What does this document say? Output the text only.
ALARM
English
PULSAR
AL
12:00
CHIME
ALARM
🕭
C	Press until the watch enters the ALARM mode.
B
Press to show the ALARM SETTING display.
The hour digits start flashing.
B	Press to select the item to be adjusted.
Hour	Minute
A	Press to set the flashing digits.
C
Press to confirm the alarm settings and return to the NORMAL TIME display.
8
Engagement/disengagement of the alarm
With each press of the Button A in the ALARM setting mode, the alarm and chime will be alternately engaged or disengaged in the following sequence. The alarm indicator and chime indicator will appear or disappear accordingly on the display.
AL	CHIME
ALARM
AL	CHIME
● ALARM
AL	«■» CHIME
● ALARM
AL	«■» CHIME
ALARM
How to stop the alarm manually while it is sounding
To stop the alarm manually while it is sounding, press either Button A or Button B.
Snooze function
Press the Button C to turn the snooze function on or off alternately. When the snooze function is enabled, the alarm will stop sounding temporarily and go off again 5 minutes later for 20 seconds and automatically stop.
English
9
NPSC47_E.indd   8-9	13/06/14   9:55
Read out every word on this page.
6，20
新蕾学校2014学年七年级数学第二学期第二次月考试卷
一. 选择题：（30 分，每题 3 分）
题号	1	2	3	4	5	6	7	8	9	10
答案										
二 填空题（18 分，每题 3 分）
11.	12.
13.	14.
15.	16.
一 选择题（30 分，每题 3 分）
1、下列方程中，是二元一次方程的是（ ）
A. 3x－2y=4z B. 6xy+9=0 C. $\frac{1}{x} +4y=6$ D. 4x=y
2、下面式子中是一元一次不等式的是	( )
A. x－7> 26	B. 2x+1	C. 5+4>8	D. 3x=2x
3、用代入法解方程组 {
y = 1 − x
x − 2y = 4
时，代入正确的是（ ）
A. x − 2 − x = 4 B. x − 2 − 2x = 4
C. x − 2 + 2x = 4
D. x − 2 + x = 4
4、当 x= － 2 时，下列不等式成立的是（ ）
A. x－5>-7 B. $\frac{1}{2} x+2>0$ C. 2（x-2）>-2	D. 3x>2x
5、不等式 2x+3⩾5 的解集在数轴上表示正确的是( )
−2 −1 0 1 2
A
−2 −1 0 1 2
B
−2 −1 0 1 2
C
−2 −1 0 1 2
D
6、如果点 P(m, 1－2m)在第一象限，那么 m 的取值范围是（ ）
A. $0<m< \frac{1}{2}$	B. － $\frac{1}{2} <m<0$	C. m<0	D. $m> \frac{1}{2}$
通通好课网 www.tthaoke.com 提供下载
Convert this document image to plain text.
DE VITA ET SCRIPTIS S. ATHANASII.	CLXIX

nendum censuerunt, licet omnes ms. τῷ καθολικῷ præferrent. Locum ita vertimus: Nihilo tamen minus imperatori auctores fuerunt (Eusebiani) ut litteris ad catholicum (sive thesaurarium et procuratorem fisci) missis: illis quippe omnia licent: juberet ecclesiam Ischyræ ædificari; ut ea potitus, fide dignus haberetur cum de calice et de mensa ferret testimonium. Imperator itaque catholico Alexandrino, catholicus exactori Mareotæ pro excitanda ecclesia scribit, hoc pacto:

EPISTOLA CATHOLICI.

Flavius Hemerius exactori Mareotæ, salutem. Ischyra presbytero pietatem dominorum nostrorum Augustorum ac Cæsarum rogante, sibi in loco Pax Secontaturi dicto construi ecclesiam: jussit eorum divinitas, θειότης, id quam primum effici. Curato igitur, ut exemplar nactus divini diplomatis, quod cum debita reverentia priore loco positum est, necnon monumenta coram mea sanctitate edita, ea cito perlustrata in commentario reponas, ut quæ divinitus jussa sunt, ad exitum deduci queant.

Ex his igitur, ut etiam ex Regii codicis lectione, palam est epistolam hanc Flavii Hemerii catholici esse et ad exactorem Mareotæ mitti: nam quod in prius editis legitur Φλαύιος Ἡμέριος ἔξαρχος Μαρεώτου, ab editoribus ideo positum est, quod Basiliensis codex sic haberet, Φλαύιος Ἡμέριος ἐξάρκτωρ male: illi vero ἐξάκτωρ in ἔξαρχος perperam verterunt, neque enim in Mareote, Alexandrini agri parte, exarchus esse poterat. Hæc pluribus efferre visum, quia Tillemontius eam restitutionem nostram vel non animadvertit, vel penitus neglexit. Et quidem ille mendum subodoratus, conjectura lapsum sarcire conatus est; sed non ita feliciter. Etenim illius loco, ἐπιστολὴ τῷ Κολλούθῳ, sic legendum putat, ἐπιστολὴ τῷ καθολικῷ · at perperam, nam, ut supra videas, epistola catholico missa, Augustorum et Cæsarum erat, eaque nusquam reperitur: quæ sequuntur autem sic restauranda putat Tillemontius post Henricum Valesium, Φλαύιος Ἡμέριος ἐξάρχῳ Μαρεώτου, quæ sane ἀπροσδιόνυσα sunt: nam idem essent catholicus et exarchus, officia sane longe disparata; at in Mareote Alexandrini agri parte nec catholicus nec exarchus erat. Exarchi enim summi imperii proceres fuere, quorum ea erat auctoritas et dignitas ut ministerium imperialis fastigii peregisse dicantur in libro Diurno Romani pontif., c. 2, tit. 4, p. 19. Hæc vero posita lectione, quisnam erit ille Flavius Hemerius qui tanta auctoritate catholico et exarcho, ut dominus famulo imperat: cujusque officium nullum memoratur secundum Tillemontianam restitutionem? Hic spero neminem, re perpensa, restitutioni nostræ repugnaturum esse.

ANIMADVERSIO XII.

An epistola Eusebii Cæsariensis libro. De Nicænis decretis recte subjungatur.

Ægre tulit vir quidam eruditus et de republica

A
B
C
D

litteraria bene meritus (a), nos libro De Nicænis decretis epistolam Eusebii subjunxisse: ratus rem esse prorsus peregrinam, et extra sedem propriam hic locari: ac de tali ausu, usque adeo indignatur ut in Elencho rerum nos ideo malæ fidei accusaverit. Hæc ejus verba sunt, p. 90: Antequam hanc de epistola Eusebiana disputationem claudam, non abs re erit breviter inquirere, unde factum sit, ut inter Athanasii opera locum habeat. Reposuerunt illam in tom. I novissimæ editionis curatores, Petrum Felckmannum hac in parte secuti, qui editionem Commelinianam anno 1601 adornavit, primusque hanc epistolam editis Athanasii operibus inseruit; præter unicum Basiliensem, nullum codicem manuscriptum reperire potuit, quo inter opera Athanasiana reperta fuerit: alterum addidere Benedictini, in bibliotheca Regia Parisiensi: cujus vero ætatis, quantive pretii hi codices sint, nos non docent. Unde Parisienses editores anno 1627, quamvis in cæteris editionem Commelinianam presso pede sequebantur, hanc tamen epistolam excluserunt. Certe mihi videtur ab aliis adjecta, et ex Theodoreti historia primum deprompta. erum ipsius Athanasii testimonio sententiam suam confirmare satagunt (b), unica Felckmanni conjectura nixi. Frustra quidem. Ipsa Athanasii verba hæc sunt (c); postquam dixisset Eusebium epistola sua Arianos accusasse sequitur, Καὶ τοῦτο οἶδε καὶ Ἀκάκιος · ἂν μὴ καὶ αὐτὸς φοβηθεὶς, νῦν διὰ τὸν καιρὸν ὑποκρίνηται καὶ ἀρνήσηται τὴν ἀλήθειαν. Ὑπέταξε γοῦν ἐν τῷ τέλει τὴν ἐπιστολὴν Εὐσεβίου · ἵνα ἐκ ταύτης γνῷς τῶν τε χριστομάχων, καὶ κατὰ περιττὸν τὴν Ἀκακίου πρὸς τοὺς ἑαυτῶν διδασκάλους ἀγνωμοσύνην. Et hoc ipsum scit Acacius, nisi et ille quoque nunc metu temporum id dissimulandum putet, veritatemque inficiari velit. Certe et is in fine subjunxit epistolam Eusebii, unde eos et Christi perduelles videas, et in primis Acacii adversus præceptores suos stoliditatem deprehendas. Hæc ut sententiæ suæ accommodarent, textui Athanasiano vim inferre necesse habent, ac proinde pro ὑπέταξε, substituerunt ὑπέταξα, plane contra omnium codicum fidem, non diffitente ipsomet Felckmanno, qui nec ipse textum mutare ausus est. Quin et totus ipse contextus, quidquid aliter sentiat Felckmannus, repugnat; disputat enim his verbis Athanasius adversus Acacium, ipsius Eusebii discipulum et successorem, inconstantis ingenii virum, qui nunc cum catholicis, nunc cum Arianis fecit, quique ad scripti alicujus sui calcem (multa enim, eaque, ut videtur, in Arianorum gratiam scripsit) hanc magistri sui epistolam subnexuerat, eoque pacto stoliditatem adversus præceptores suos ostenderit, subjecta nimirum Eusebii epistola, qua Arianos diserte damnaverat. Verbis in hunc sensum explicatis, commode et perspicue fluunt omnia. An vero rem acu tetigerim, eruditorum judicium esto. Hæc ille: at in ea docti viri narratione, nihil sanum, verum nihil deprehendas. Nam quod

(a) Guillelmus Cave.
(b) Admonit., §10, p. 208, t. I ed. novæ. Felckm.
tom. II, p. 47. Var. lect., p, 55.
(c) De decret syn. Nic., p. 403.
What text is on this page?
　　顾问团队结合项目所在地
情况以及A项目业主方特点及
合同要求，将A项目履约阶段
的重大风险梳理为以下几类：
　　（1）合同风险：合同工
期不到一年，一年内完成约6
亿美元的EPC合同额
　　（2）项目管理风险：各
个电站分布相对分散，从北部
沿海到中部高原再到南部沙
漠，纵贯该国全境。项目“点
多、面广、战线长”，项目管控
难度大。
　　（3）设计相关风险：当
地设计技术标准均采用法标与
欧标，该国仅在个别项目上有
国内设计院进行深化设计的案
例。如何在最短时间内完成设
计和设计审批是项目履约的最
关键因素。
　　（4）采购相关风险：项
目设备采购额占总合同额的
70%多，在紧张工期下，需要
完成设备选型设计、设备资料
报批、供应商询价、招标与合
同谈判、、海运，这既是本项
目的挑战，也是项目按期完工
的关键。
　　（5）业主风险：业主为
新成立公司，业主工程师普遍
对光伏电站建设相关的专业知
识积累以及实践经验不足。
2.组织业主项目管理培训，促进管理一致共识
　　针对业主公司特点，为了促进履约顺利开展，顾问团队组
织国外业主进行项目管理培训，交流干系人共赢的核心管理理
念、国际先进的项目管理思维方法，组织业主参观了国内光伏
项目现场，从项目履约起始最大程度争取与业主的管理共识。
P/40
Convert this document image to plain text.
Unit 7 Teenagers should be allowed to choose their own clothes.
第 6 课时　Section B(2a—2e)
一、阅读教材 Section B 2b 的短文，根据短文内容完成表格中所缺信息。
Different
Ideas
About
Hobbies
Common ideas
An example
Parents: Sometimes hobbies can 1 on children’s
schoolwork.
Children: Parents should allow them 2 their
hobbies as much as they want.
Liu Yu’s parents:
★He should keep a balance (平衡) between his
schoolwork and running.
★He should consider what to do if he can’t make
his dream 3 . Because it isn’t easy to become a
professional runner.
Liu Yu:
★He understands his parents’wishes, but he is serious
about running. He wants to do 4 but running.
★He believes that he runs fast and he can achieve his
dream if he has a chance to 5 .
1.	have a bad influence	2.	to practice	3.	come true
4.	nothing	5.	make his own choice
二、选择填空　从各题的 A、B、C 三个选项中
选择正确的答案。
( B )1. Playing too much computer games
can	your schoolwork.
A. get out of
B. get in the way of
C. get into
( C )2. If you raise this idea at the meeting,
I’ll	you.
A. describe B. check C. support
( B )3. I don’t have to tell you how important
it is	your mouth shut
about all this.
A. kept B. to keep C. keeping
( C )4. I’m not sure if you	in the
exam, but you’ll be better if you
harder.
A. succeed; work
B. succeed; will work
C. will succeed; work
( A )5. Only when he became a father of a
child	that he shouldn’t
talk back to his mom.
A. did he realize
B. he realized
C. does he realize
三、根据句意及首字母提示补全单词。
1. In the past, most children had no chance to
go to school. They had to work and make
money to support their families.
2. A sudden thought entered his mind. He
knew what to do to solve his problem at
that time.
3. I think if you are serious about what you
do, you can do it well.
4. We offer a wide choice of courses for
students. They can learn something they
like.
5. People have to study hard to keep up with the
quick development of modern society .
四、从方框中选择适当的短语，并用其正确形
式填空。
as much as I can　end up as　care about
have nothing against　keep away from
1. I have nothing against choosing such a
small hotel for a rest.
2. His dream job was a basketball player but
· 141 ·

Aim of the task:
Above are the records; copy every line in them that holds the word "running".

Solution:
schoolwork and running.
about running. He wants to do 4 but running.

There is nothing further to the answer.